Supplied records:
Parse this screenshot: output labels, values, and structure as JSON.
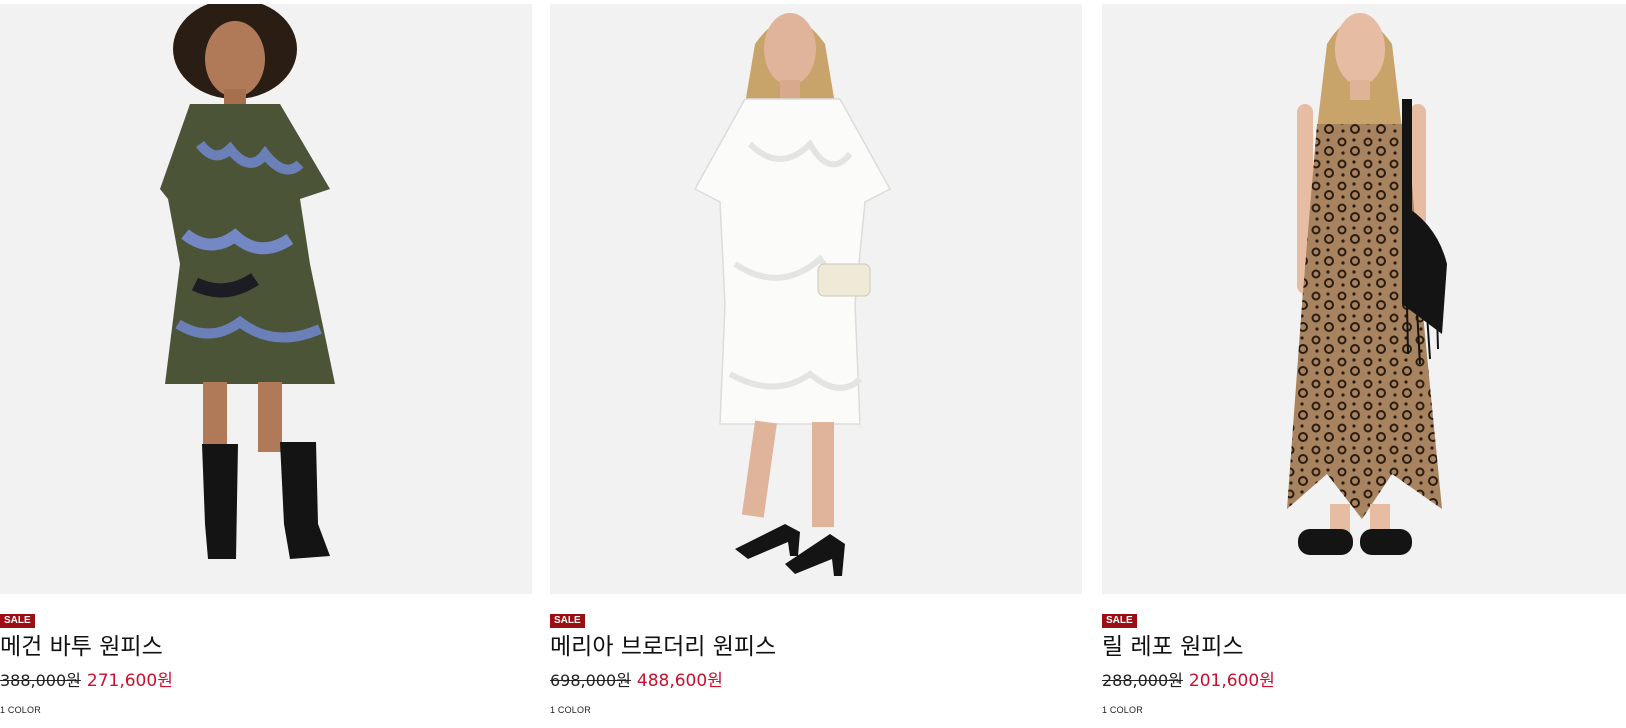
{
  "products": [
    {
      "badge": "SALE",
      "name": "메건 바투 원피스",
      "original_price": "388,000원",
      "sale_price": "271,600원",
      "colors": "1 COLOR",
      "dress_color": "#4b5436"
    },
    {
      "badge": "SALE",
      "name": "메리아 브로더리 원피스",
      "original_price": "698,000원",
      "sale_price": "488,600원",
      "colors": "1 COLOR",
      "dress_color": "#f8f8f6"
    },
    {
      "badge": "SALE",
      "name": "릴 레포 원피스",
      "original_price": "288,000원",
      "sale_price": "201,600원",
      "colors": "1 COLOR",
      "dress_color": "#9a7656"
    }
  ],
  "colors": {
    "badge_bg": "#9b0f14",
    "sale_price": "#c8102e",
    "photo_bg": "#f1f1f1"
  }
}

Set exercise:
Leave out the pictures and copy everything else in the records word for word.

Solution for this task:
Parse this screenshot: output labels, values, and structure as JSON.
{
  "products": [
    {
      "badge": "SALE",
      "name": "메건 바투 원피스",
      "original_price": "388,000원",
      "sale_price": "271,600원",
      "colors": "1 COLOR",
      "dress_color": "#4b5436"
    },
    {
      "badge": "SALE",
      "name": "메리아 브로더리 원피스",
      "original_price": "698,000원",
      "sale_price": "488,600원",
      "colors": "1 COLOR",
      "dress_color": "#f8f8f6"
    },
    {
      "badge": "SALE",
      "name": "릴 레포 원피스",
      "original_price": "288,000원",
      "sale_price": "201,600원",
      "colors": "1 COLOR",
      "dress_color": "#9a7656"
    }
  ],
  "colors": {
    "badge_bg": "#9b0f14",
    "sale_price": "#c8102e",
    "photo_bg": "#f1f1f1"
  }
}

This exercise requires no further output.